## Goal of the exercise
Carry none of the pictures over; write out the complete data exactly.

--- BEGIN Supplied records ---

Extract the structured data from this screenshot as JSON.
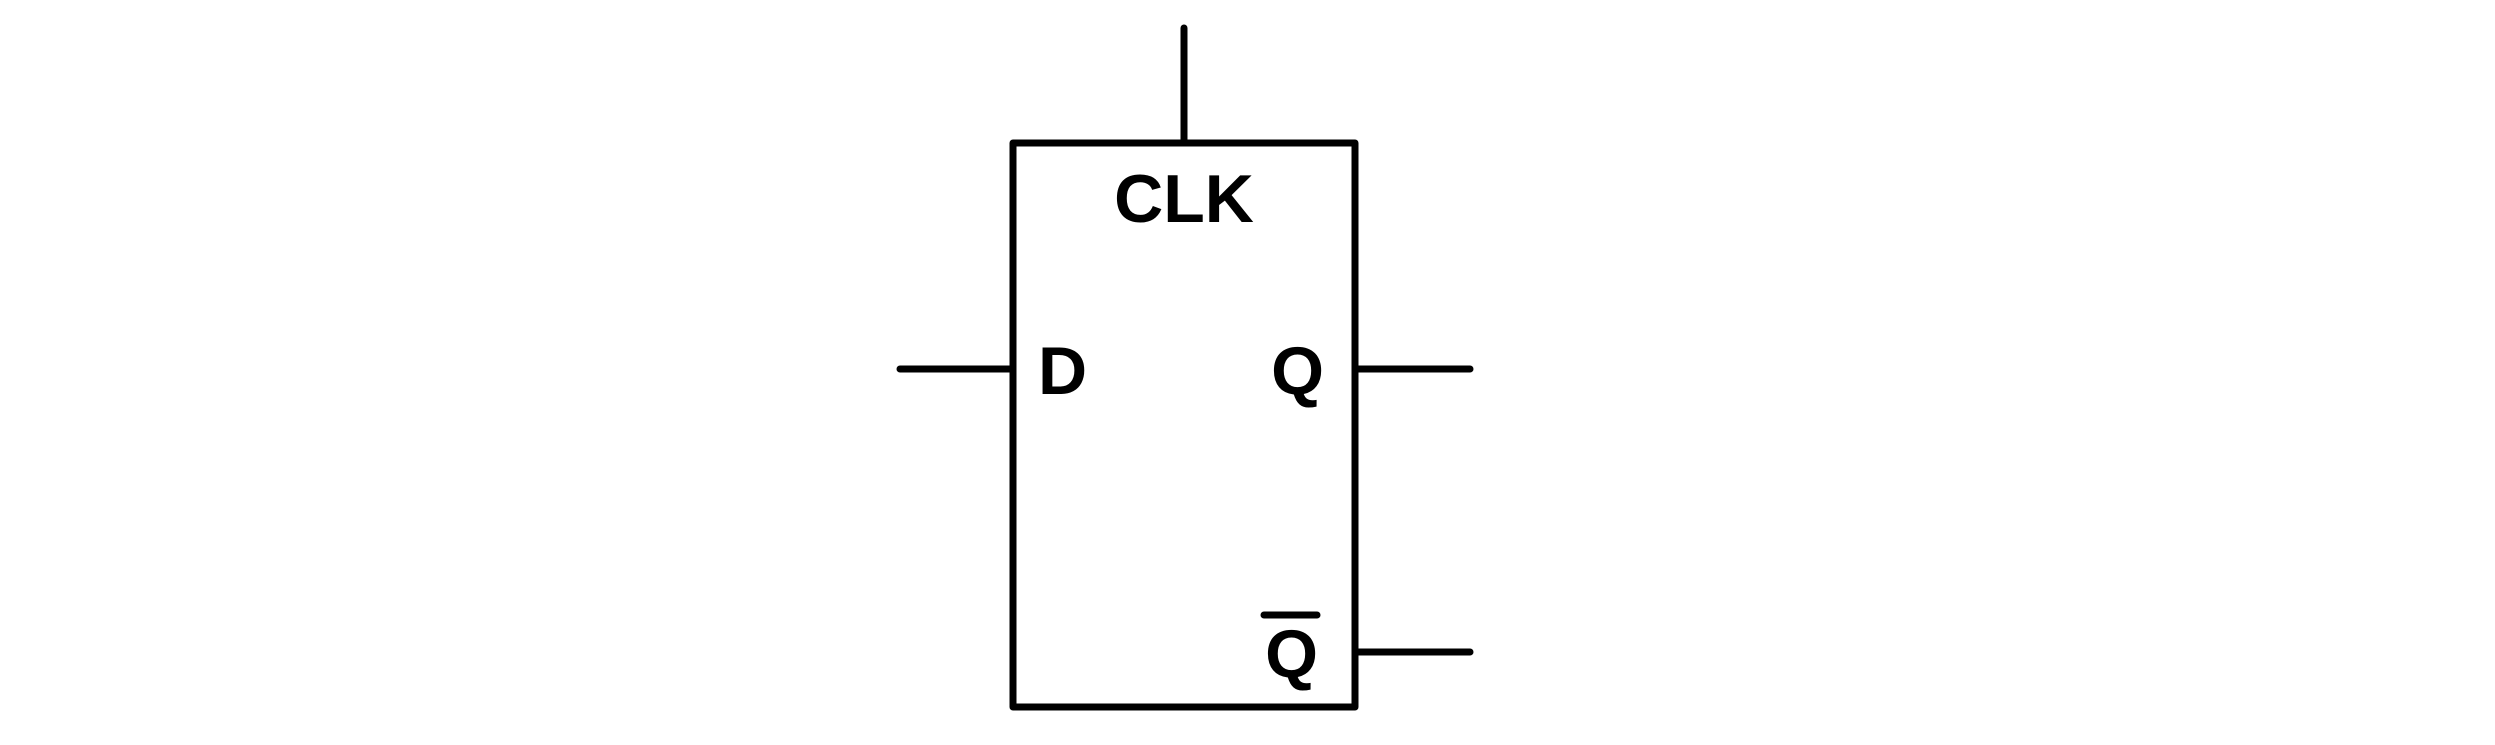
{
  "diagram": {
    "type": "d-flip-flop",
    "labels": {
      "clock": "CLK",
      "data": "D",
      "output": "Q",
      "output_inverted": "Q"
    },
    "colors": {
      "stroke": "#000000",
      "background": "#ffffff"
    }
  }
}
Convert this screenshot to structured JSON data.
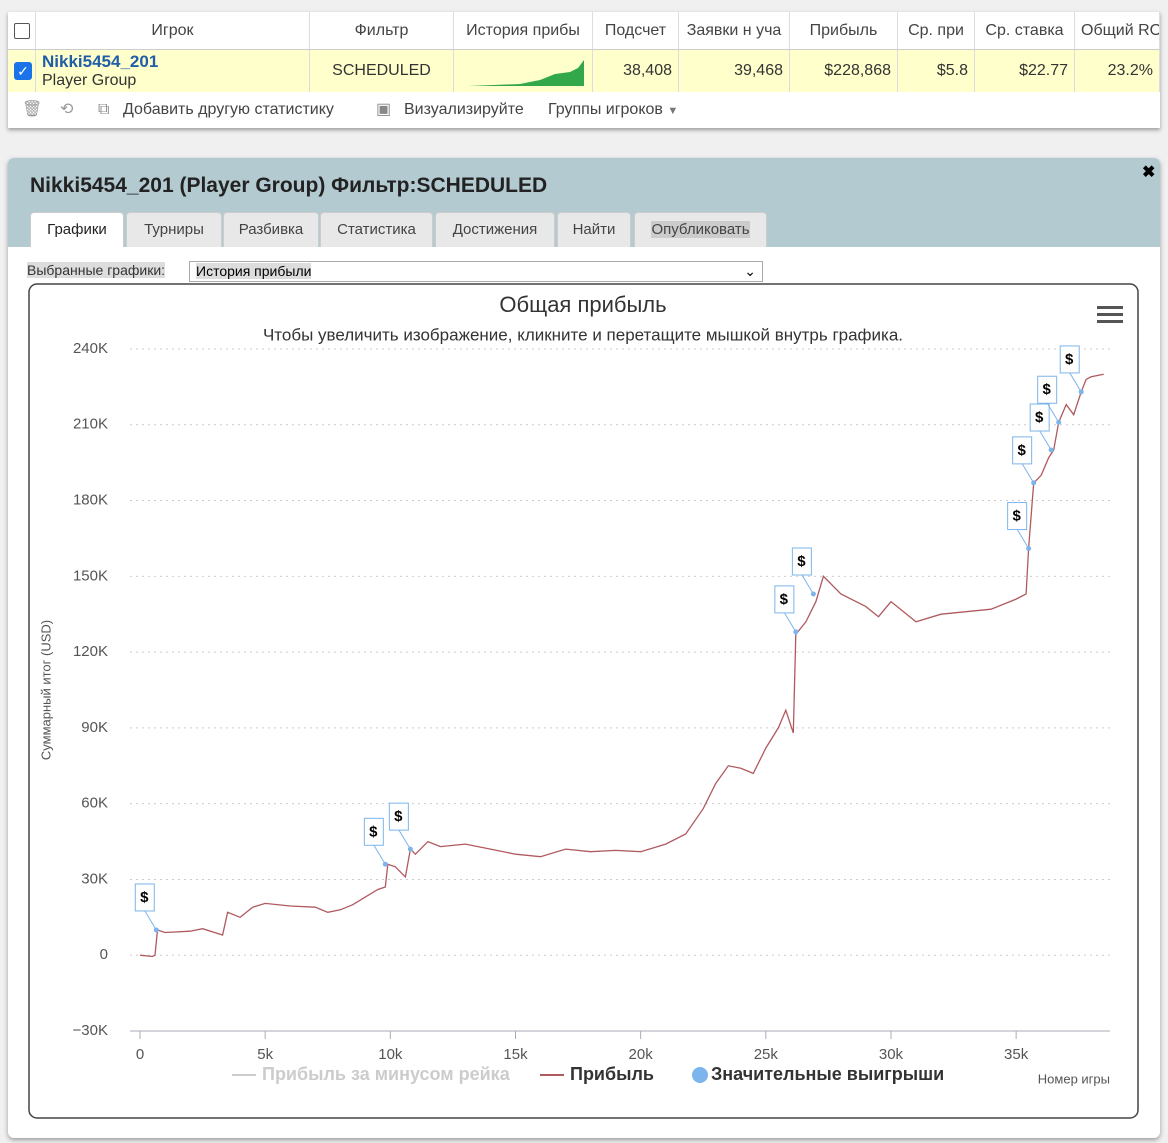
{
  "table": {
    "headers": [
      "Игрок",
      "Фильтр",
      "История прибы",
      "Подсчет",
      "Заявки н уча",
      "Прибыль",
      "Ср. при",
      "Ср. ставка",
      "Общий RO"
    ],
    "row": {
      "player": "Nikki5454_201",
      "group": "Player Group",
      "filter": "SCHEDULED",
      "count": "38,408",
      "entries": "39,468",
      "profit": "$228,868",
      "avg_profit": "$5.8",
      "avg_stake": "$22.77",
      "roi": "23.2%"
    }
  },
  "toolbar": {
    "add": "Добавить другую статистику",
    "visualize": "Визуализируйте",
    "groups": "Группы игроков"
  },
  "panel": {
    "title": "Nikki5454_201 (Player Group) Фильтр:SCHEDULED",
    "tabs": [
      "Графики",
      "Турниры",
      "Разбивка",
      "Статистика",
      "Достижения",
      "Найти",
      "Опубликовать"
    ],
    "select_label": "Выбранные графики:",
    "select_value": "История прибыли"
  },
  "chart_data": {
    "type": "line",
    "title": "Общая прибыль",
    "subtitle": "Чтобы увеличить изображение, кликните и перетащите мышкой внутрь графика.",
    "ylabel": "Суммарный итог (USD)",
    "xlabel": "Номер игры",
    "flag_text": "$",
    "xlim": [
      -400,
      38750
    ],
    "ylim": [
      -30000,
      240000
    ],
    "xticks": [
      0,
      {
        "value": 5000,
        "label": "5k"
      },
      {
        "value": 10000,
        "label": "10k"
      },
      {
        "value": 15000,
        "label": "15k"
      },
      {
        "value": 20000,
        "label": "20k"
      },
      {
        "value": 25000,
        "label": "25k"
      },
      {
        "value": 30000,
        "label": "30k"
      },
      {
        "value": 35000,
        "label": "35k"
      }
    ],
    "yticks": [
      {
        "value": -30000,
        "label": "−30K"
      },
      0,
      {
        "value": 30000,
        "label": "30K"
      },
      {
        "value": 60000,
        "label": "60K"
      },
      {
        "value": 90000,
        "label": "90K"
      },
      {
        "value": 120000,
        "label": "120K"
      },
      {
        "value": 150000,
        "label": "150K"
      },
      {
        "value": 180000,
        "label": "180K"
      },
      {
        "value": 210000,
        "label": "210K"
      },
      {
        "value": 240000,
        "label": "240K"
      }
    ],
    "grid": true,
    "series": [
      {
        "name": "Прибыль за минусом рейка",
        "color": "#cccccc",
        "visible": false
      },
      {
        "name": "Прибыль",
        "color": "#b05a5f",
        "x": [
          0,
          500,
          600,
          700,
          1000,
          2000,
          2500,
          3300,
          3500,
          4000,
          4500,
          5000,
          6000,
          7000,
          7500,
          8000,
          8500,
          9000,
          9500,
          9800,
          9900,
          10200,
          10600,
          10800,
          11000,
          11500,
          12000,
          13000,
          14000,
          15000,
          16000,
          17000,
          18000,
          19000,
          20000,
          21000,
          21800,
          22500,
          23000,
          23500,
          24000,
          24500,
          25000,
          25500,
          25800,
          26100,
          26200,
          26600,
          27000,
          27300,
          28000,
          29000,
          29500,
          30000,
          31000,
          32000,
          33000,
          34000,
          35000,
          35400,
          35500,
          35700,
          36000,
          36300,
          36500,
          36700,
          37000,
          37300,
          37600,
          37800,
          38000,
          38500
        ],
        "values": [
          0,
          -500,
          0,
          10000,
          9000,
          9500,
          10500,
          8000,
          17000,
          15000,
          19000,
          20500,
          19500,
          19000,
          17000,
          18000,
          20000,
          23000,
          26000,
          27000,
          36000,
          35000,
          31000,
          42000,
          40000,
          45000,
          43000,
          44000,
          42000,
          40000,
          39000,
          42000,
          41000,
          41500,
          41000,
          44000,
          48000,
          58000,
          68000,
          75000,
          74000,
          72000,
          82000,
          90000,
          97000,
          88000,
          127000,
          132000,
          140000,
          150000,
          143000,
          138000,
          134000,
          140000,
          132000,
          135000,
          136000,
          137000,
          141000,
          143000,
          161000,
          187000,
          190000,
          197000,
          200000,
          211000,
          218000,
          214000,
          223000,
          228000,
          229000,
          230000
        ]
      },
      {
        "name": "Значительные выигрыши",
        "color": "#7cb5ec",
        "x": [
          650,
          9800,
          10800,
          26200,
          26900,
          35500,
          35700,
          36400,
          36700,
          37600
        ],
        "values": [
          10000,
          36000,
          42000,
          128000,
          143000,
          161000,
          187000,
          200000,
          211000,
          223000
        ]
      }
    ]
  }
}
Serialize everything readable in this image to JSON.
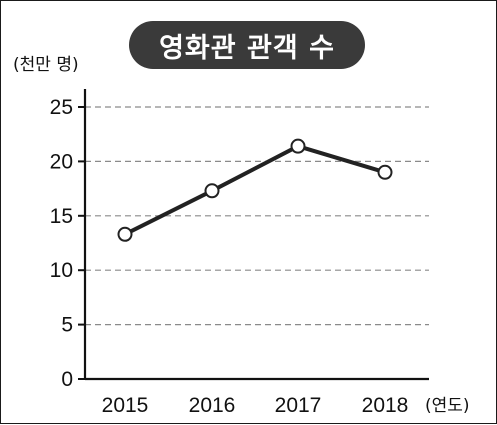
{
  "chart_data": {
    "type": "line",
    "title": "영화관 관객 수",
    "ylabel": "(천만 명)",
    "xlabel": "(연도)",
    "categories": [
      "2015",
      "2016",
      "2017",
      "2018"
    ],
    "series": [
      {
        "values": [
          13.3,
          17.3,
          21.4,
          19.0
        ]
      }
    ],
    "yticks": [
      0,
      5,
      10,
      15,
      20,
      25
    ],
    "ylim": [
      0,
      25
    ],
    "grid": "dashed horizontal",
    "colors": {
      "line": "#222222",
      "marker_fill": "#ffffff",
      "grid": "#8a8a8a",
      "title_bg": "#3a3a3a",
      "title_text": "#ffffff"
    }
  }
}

--- END Supplied records ---

## Solution to this problem
Extract the structured data from this screenshot as JSON.
{
  "diagram": {
    "type": "d-flip-flop",
    "labels": {
      "clock": "CLK",
      "data": "D",
      "output": "Q",
      "output_inverted": "Q"
    },
    "colors": {
      "stroke": "#000000",
      "background": "#ffffff"
    }
  }
}
Convert this screenshot to structured JSON data.
{
  "table": {
    "headers": [
      "Игрок",
      "Фильтр",
      "История прибы",
      "Подсчет",
      "Заявки н уча",
      "Прибыль",
      "Ср. при",
      "Ср. ставка",
      "Общий RO"
    ],
    "row": {
      "player": "Nikki5454_201",
      "group": "Player Group",
      "filter": "SCHEDULED",
      "count": "38,408",
      "entries": "39,468",
      "profit": "$228,868",
      "avg_profit": "$5.8",
      "avg_stake": "$22.77",
      "roi": "23.2%"
    }
  },
  "toolbar": {
    "add": "Добавить другую статистику",
    "visualize": "Визуализируйте",
    "groups": "Группы игроков"
  },
  "panel": {
    "title": "Nikki5454_201 (Player Group) Фильтр:SCHEDULED",
    "tabs": [
      "Графики",
      "Турниры",
      "Разбивка",
      "Статистика",
      "Достижения",
      "Найти",
      "Опубликовать"
    ],
    "select_label": "Выбранные графики:",
    "select_value": "История прибыли"
  },
  "chart_data": {
    "type": "line",
    "title": "Общая прибыль",
    "subtitle": "Чтобы увеличить изображение, кликните и перетащите мышкой внутрь графика.",
    "ylabel": "Суммарный итог (USD)",
    "xlabel": "Номер игры",
    "flag_text": "$",
    "xlim": [
      -400,
      38750
    ],
    "ylim": [
      -30000,
      240000
    ],
    "xticks": [
      0,
      {
        "value": 5000,
        "label": "5k"
      },
      {
        "value": 10000,
        "label": "10k"
      },
      {
        "value": 15000,
        "label": "15k"
      },
      {
        "value": 20000,
        "label": "20k"
      },
      {
        "value": 25000,
        "label": "25k"
      },
      {
        "value": 30000,
        "label": "30k"
      },
      {
        "value": 35000,
        "label": "35k"
      }
    ],
    "yticks": [
      {
        "value": -30000,
        "label": "−30K"
      },
      0,
      {
        "value": 30000,
        "label": "30K"
      },
      {
        "value": 60000,
        "label": "60K"
      },
      {
        "value": 90000,
        "label": "90K"
      },
      {
        "value": 120000,
        "label": "120K"
      },
      {
        "value": 150000,
        "label": "150K"
      },
      {
        "value": 180000,
        "label": "180K"
      },
      {
        "value": 210000,
        "label": "210K"
      },
      {
        "value": 240000,
        "label": "240K"
      }
    ],
    "grid": true,
    "series": [
      {
        "name": "Прибыль за минусом рейка",
        "color": "#cccccc",
        "visible": false
      },
      {
        "name": "Прибыль",
        "color": "#b05a5f",
        "x": [
          0,
          500,
          600,
          700,
          1000,
          2000,
          2500,
          3300,
          3500,
          4000,
          4500,
          5000,
          6000,
          7000,
          7500,
          8000,
          8500,
          9000,
          9500,
          9800,
          9900,
          10200,
          10600,
          10800,
          11000,
          11500,
          12000,
          13000,
          14000,
          15000,
          16000,
          17000,
          18000,
          19000,
          20000,
          21000,
          21800,
          22500,
          23000,
          23500,
          24000,
          24500,
          25000,
          25500,
          25800,
          26100,
          26200,
          26600,
          27000,
          27300,
          28000,
          29000,
          29500,
          30000,
          31000,
          32000,
          33000,
          34000,
          35000,
          35400,
          35500,
          35700,
          36000,
          36300,
          36500,
          36700,
          37000,
          37300,
          37600,
          37800,
          38000,
          38500
        ],
        "values": [
          0,
          -500,
          0,
          10000,
          9000,
          9500,
          10500,
          8000,
          17000,
          15000,
          19000,
          20500,
          19500,
          19000,
          17000,
          18000,
          20000,
          23000,
          26000,
          27000,
          36000,
          35000,
          31000,
          42000,
          40000,
          45000,
          43000,
          44000,
          42000,
          40000,
          39000,
          42000,
          41000,
          41500,
          41000,
          44000,
          48000,
          58000,
          68000,
          75000,
          74000,
          72000,
          82000,
          90000,
          97000,
          88000,
          127000,
          132000,
          140000,
          150000,
          143000,
          138000,
          134000,
          140000,
          132000,
          135000,
          136000,
          137000,
          141000,
          143000,
          161000,
          187000,
          190000,
          197000,
          200000,
          211000,
          218000,
          214000,
          223000,
          228000,
          229000,
          230000
        ]
      },
      {
        "name": "Значительные выигрыши",
        "color": "#7cb5ec",
        "x": [
          650,
          9800,
          10800,
          26200,
          26900,
          35500,
          35700,
          36400,
          36700,
          37600
        ],
        "values": [
          10000,
          36000,
          42000,
          128000,
          143000,
          161000,
          187000,
          200000,
          211000,
          223000
        ]
      }
    ]
  }
}
Serialize everything readable in this image to JSON.
{
  "chart_data": {
    "type": "line",
    "title": "영화관 관객 수",
    "ylabel": "(천만 명)",
    "xlabel": "(연도)",
    "categories": [
      "2015",
      "2016",
      "2017",
      "2018"
    ],
    "series": [
      {
        "values": [
          13.3,
          17.3,
          21.4,
          19.0
        ]
      }
    ],
    "yticks": [
      0,
      5,
      10,
      15,
      20,
      25
    ],
    "ylim": [
      0,
      25
    ],
    "grid": "dashed horizontal",
    "colors": {
      "line": "#222222",
      "marker_fill": "#ffffff",
      "grid": "#8a8a8a",
      "title_bg": "#3a3a3a",
      "title_text": "#ffffff"
    }
  }
}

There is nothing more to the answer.